**REQUIREMENT**
Transcribe the data in full and exactly, omitting any pictures.

**DATA SECTION**
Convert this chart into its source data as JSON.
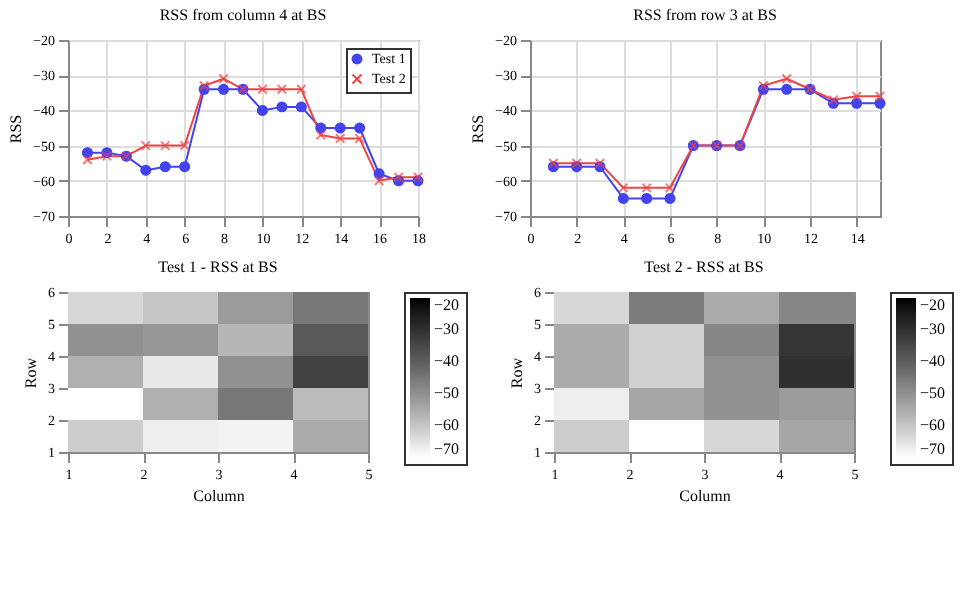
{
  "chart_data": [
    {
      "type": "line",
      "title": "RSS from column 4 at BS",
      "ylabel": "RSS",
      "x": [
        1,
        2,
        3,
        4,
        5,
        6,
        7,
        8,
        9,
        10,
        11,
        12,
        13,
        14,
        15,
        16,
        17,
        18
      ],
      "xlim": [
        0,
        18
      ],
      "xticks": [
        0,
        2,
        4,
        6,
        8,
        10,
        12,
        14,
        16,
        18
      ],
      "ylim": [
        -70,
        -20
      ],
      "yticks": [
        -70,
        -60,
        -50,
        -40,
        -30,
        -20
      ],
      "grid": true,
      "legend": "top right",
      "line_style": "solid",
      "series": [
        {
          "name": "Test 1",
          "color": "#4444ee",
          "marker": "circle",
          "values": [
            -52,
            -52,
            -53,
            -57,
            -56,
            -56,
            -34,
            -34,
            -34,
            -40,
            -39,
            -39,
            -45,
            -45,
            -45,
            -58,
            -60,
            -60
          ]
        },
        {
          "name": "Test 2",
          "color": "#ee4444",
          "marker": "cross",
          "values": [
            -54,
            -53,
            -53,
            -50,
            -50,
            -50,
            -33,
            -31,
            -34,
            -34,
            -34,
            -34,
            -47,
            -48,
            -48,
            -60,
            -59,
            -59
          ]
        }
      ]
    },
    {
      "type": "line",
      "title": "RSS from row 3 at BS",
      "ylabel": "RSS",
      "x": [
        1,
        2,
        3,
        4,
        5,
        6,
        7,
        8,
        9,
        10,
        11,
        12,
        13,
        14,
        15
      ],
      "xlim": [
        0,
        15
      ],
      "xticks": [
        0,
        2,
        4,
        6,
        8,
        10,
        12,
        14
      ],
      "ylim": [
        -70,
        -20
      ],
      "yticks": [
        -70,
        -60,
        -50,
        -40,
        -30,
        -20
      ],
      "grid": true,
      "line_style": "solid",
      "series": [
        {
          "color": "#4444ee",
          "marker": "circle",
          "values": [
            -56,
            -56,
            -56,
            -65,
            -65,
            -65,
            -50,
            -50,
            -50,
            -34,
            -34,
            -34,
            -38,
            -38,
            -38
          ]
        },
        {
          "color": "#ee4444",
          "marker": "cross",
          "values": [
            -55,
            -55,
            -55,
            -62,
            -62,
            -62,
            -50,
            -50,
            -50,
            -33,
            -31,
            -34,
            -37,
            -36,
            -36
          ]
        }
      ]
    },
    {
      "type": "heatmap",
      "title": "Test 1 - RSS at BS",
      "xlabel": "Column",
      "ylabel": "Row",
      "xlim": [
        1,
        5
      ],
      "xticks": [
        1,
        2,
        3,
        4,
        5
      ],
      "ylim": [
        1,
        6
      ],
      "yticks": [
        1,
        2,
        3,
        4,
        5,
        6
      ],
      "clim": [
        -70,
        -20
      ],
      "cticks": [
        -70,
        -60,
        -50,
        -40,
        -30,
        -20
      ],
      "cells": [
        [
          -63,
          -60,
          -52,
          -45
        ],
        [
          -50,
          -51,
          -57,
          -39
        ],
        [
          -56,
          -66,
          -50,
          -34
        ],
        [
          -70,
          -56,
          -45,
          -58
        ],
        [
          -61,
          -67,
          -68,
          -55
        ]
      ]
    },
    {
      "type": "heatmap",
      "title": "Test 2 - RSS at BS",
      "xlabel": "Column",
      "ylabel": "Row",
      "xlim": [
        1,
        5
      ],
      "xticks": [
        1,
        2,
        3,
        4,
        5
      ],
      "ylim": [
        1,
        6
      ],
      "yticks": [
        1,
        2,
        3,
        4,
        5,
        6
      ],
      "clim": [
        -70,
        -20
      ],
      "cticks": [
        -70,
        -60,
        -50,
        -40,
        -30,
        -20
      ],
      "cells": [
        [
          -63,
          -46,
          -55,
          -48
        ],
        [
          -55,
          -62,
          -48,
          -31
        ],
        [
          -55,
          -62,
          -50,
          -30
        ],
        [
          -67,
          -54,
          -50,
          -52
        ],
        [
          -61,
          -70,
          -63,
          -54
        ]
      ]
    }
  ]
}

**WRITTEN REPLY**
Convert this chart into its source data as JSON.
{
  "chart_data": [
    {
      "type": "line",
      "title": "RSS from column 4 at BS",
      "ylabel": "RSS",
      "x": [
        1,
        2,
        3,
        4,
        5,
        6,
        7,
        8,
        9,
        10,
        11,
        12,
        13,
        14,
        15,
        16,
        17,
        18
      ],
      "xlim": [
        0,
        18
      ],
      "xticks": [
        0,
        2,
        4,
        6,
        8,
        10,
        12,
        14,
        16,
        18
      ],
      "ylim": [
        -70,
        -20
      ],
      "yticks": [
        -70,
        -60,
        -50,
        -40,
        -30,
        -20
      ],
      "grid": true,
      "legend": "top right",
      "line_style": "solid",
      "series": [
        {
          "name": "Test 1",
          "color": "#4444ee",
          "marker": "circle",
          "values": [
            -52,
            -52,
            -53,
            -57,
            -56,
            -56,
            -34,
            -34,
            -34,
            -40,
            -39,
            -39,
            -45,
            -45,
            -45,
            -58,
            -60,
            -60
          ]
        },
        {
          "name": "Test 2",
          "color": "#ee4444",
          "marker": "cross",
          "values": [
            -54,
            -53,
            -53,
            -50,
            -50,
            -50,
            -33,
            -31,
            -34,
            -34,
            -34,
            -34,
            -47,
            -48,
            -48,
            -60,
            -59,
            -59
          ]
        }
      ]
    },
    {
      "type": "line",
      "title": "RSS from row 3 at BS",
      "ylabel": "RSS",
      "x": [
        1,
        2,
        3,
        4,
        5,
        6,
        7,
        8,
        9,
        10,
        11,
        12,
        13,
        14,
        15
      ],
      "xlim": [
        0,
        15
      ],
      "xticks": [
        0,
        2,
        4,
        6,
        8,
        10,
        12,
        14
      ],
      "ylim": [
        -70,
        -20
      ],
      "yticks": [
        -70,
        -60,
        -50,
        -40,
        -30,
        -20
      ],
      "grid": true,
      "line_style": "solid",
      "series": [
        {
          "color": "#4444ee",
          "marker": "circle",
          "values": [
            -56,
            -56,
            -56,
            -65,
            -65,
            -65,
            -50,
            -50,
            -50,
            -34,
            -34,
            -34,
            -38,
            -38,
            -38
          ]
        },
        {
          "color": "#ee4444",
          "marker": "cross",
          "values": [
            -55,
            -55,
            -55,
            -62,
            -62,
            -62,
            -50,
            -50,
            -50,
            -33,
            -31,
            -34,
            -37,
            -36,
            -36
          ]
        }
      ]
    },
    {
      "type": "heatmap",
      "title": "Test 1 - RSS at BS",
      "xlabel": "Column",
      "ylabel": "Row",
      "xlim": [
        1,
        5
      ],
      "xticks": [
        1,
        2,
        3,
        4,
        5
      ],
      "ylim": [
        1,
        6
      ],
      "yticks": [
        1,
        2,
        3,
        4,
        5,
        6
      ],
      "clim": [
        -70,
        -20
      ],
      "cticks": [
        -70,
        -60,
        -50,
        -40,
        -30,
        -20
      ],
      "cells": [
        [
          -63,
          -60,
          -52,
          -45
        ],
        [
          -50,
          -51,
          -57,
          -39
        ],
        [
          -56,
          -66,
          -50,
          -34
        ],
        [
          -70,
          -56,
          -45,
          -58
        ],
        [
          -61,
          -67,
          -68,
          -55
        ]
      ]
    },
    {
      "type": "heatmap",
      "title": "Test 2 - RSS at BS",
      "xlabel": "Column",
      "ylabel": "Row",
      "xlim": [
        1,
        5
      ],
      "xticks": [
        1,
        2,
        3,
        4,
        5
      ],
      "ylim": [
        1,
        6
      ],
      "yticks": [
        1,
        2,
        3,
        4,
        5,
        6
      ],
      "clim": [
        -70,
        -20
      ],
      "cticks": [
        -70,
        -60,
        -50,
        -40,
        -30,
        -20
      ],
      "cells": [
        [
          -63,
          -46,
          -55,
          -48
        ],
        [
          -55,
          -62,
          -48,
          -31
        ],
        [
          -55,
          -62,
          -50,
          -30
        ],
        [
          -67,
          -54,
          -50,
          -52
        ],
        [
          -61,
          -70,
          -63,
          -54
        ]
      ]
    }
  ]
}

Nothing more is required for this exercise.